Dataset records:
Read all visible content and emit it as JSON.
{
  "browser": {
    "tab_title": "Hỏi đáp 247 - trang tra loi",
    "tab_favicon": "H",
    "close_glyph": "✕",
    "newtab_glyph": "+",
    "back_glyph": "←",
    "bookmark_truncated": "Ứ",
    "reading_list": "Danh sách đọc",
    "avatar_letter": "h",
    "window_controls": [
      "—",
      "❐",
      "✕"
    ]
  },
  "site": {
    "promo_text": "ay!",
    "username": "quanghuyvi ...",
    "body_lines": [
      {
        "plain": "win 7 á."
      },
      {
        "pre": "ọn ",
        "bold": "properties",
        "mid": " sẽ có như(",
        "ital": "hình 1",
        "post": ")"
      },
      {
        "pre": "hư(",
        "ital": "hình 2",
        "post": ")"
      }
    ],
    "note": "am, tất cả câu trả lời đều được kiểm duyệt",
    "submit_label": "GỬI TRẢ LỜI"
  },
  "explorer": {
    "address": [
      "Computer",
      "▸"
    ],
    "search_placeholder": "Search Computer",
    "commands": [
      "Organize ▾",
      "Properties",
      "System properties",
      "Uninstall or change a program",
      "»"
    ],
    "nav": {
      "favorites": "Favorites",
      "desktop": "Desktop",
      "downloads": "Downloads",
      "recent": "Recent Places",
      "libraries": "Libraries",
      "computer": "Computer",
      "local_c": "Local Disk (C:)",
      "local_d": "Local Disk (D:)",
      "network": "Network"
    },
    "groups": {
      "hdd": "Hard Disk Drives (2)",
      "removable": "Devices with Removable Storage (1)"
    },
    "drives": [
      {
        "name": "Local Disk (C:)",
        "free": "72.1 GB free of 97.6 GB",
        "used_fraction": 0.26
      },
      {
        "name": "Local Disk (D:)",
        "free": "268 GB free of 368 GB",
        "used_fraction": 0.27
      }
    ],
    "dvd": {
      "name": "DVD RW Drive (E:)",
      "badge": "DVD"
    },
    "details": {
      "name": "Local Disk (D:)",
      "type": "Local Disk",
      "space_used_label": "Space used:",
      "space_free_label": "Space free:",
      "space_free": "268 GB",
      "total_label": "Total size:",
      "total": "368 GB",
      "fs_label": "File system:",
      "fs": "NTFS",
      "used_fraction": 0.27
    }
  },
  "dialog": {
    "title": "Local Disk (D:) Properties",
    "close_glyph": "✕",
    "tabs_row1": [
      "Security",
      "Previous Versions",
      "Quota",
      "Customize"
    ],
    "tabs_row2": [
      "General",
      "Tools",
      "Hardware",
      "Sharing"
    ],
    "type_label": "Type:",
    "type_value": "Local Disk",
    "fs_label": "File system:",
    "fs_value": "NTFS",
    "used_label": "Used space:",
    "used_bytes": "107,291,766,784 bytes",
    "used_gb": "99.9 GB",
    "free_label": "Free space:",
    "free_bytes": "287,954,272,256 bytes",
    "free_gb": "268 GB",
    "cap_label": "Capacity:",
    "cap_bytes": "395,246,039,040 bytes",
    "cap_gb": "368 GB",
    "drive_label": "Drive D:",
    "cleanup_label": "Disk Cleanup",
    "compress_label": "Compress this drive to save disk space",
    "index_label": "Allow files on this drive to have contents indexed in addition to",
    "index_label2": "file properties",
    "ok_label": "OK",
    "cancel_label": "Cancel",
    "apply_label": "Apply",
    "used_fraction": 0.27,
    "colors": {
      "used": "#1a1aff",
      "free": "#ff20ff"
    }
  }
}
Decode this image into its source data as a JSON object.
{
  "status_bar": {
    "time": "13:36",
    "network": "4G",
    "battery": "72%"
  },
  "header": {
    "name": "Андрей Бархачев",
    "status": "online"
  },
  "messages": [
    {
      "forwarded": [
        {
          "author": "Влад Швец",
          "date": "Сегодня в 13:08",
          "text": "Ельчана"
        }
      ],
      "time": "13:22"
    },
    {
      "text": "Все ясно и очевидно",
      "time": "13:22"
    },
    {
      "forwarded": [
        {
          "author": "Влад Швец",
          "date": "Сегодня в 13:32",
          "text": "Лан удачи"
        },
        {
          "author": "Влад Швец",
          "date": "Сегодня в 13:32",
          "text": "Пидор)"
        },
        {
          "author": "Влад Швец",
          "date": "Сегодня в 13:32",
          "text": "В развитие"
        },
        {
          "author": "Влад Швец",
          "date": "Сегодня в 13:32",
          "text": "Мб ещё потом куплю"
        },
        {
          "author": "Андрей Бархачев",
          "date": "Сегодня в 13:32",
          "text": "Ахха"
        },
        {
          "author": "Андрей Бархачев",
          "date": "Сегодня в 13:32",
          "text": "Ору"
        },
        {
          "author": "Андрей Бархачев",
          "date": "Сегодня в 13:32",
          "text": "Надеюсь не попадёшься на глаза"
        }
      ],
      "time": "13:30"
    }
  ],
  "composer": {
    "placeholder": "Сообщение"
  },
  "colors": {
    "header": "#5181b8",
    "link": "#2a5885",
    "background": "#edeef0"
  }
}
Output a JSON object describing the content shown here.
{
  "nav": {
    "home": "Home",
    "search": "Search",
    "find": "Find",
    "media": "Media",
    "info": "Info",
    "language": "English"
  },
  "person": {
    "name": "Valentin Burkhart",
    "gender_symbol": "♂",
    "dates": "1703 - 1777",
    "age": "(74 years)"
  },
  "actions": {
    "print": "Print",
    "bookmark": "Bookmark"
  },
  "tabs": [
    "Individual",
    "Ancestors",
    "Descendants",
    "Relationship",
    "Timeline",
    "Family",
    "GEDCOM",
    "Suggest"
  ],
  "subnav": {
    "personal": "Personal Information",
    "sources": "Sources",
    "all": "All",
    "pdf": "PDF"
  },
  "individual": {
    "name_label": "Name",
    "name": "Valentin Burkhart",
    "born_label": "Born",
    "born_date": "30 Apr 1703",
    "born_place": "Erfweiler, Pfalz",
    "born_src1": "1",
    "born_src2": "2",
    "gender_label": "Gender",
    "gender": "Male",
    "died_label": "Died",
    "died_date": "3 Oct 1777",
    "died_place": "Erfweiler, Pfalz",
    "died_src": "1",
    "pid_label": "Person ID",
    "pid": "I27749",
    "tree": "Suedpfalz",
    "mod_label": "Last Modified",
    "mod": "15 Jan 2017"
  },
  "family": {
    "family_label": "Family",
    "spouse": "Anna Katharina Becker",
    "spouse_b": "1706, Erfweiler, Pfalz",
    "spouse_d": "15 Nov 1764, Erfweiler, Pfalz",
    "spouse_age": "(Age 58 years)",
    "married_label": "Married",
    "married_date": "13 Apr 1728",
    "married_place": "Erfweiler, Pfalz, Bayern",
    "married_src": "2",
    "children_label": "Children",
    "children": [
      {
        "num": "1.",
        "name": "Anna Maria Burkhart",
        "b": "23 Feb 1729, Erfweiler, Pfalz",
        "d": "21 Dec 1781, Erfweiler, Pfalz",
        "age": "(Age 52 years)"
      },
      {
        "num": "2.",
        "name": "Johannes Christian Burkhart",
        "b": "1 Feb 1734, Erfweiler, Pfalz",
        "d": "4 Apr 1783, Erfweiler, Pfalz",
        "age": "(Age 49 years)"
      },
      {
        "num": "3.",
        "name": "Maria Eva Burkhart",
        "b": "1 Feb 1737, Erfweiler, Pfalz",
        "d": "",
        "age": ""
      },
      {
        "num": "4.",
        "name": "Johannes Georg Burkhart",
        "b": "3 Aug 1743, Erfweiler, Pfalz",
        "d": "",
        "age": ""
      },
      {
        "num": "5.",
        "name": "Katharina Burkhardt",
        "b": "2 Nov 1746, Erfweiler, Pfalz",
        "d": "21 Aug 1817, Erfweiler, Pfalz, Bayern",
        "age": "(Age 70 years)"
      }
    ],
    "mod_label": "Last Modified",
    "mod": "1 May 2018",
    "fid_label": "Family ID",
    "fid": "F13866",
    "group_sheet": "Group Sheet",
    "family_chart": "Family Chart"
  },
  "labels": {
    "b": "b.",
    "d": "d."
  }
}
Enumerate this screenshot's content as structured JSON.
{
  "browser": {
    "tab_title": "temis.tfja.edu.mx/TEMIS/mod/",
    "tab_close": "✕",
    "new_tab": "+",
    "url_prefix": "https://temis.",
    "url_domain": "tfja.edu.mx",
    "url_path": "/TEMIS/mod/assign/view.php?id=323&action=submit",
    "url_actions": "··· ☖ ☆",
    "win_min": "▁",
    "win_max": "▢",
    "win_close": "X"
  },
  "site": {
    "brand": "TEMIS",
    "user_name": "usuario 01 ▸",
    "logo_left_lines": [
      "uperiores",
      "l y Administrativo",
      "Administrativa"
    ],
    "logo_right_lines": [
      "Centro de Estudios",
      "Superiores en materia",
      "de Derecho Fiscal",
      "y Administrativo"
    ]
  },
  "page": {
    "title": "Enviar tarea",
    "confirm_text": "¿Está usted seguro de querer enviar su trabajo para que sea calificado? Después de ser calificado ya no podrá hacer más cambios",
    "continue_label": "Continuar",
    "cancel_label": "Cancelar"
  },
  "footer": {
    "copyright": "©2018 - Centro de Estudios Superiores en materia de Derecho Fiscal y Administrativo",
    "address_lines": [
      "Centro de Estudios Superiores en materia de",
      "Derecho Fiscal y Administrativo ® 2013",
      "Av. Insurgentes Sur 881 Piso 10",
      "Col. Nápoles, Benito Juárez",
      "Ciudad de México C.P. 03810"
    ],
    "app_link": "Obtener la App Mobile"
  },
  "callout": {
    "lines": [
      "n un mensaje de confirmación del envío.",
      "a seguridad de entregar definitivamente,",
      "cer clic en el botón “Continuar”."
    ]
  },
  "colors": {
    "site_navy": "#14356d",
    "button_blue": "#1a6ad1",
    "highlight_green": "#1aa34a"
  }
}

**Set problem**
Report the number of lines in the listing where the string "Burkhart" appears, and nothing besides.

**Full solution**
6